Task brief – Reproduce all the entries exactly.

Collected data –
________________________
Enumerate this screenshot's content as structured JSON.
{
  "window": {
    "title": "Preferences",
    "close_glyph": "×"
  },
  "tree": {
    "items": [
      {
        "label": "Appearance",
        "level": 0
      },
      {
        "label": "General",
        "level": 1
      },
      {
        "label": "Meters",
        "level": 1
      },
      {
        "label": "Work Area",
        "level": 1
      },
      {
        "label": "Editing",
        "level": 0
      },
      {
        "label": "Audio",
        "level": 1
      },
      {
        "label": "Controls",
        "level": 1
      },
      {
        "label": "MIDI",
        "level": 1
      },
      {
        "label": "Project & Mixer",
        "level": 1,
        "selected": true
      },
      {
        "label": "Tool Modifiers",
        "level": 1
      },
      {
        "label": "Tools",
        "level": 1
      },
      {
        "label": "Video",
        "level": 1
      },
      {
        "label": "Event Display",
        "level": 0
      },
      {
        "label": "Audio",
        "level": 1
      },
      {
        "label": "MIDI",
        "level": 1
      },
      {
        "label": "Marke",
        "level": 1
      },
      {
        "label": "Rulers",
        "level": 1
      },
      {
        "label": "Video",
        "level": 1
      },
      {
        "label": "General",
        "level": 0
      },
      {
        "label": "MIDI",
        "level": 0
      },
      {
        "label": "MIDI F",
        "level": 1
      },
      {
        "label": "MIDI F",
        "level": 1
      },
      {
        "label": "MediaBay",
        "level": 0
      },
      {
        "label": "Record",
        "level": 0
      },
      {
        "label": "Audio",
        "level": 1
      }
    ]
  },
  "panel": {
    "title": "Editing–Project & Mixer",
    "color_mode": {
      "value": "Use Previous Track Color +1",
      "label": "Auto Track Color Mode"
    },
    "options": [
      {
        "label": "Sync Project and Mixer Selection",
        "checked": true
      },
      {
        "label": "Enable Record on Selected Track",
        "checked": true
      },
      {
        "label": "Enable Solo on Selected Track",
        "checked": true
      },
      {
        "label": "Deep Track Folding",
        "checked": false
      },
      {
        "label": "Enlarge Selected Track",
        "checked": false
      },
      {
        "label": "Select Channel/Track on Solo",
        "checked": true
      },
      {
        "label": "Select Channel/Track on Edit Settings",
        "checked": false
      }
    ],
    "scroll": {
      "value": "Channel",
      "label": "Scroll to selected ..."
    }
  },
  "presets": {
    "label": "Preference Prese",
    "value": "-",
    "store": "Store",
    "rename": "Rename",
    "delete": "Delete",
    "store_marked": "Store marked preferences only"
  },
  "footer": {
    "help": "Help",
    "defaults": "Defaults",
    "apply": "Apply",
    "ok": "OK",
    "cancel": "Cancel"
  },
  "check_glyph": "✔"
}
________________________
Task solution –
Enumerate this screenshot's content as structured JSON.
{
  "window": {
    "title": "Preferences",
    "close_glyph": "×"
  },
  "tree": {
    "items": [
      {
        "label": "Appearance",
        "level": 0
      },
      {
        "label": "General",
        "level": 1
      },
      {
        "label": "Meters",
        "level": 1
      },
      {
        "label": "Work Area",
        "level": 1
      },
      {
        "label": "Editing",
        "level": 0
      },
      {
        "label": "Audio",
        "level": 1
      },
      {
        "label": "Controls",
        "level": 1
      },
      {
        "label": "MIDI",
        "level": 1
      },
      {
        "label": "Project & Mixer",
        "level": 1,
        "selected": true
      },
      {
        "label": "Tool Modifiers",
        "level": 1
      },
      {
        "label": "Tools",
        "level": 1
      },
      {
        "label": "Video",
        "level": 1
      },
      {
        "label": "Event Display",
        "level": 0
      },
      {
        "label": "Audio",
        "level": 1
      },
      {
        "label": "MIDI",
        "level": 1
      },
      {
        "label": "Marke",
        "level": 1
      },
      {
        "label": "Rulers",
        "level": 1
      },
      {
        "label": "Video",
        "level": 1
      },
      {
        "label": "General",
        "level": 0
      },
      {
        "label": "MIDI",
        "level": 0
      },
      {
        "label": "MIDI F",
        "level": 1
      },
      {
        "label": "MIDI F",
        "level": 1
      },
      {
        "label": "MediaBay",
        "level": 0
      },
      {
        "label": "Record",
        "level": 0
      },
      {
        "label": "Audio",
        "level": 1
      }
    ]
  },
  "panel": {
    "title": "Editing–Project & Mixer",
    "color_mode": {
      "value": "Use Previous Track Color +1",
      "label": "Auto Track Color Mode"
    },
    "options": [
      {
        "label": "Sync Project and Mixer Selection",
        "checked": true
      },
      {
        "label": "Enable Record on Selected Track",
        "checked": true
      },
      {
        "label": "Enable Solo on Selected Track",
        "checked": true
      },
      {
        "label": "Deep Track Folding",
        "checked": false
      },
      {
        "label": "Enlarge Selected Track",
        "checked": false
      },
      {
        "label": "Select Channel/Track on Solo",
        "checked": true
      },
      {
        "label": "Select Channel/Track on Edit Settings",
        "checked": false
      }
    ],
    "scroll": {
      "value": "Channel",
      "label": "Scroll to selected ..."
    }
  },
  "presets": {
    "label": "Preference Prese",
    "value": "-",
    "store": "Store",
    "rename": "Rename",
    "delete": "Delete",
    "store_marked": "Store marked preferences only"
  },
  "footer": {
    "help": "Help",
    "defaults": "Defaults",
    "apply": "Apply",
    "ok": "OK",
    "cancel": "Cancel"
  },
  "check_glyph": "✔"
}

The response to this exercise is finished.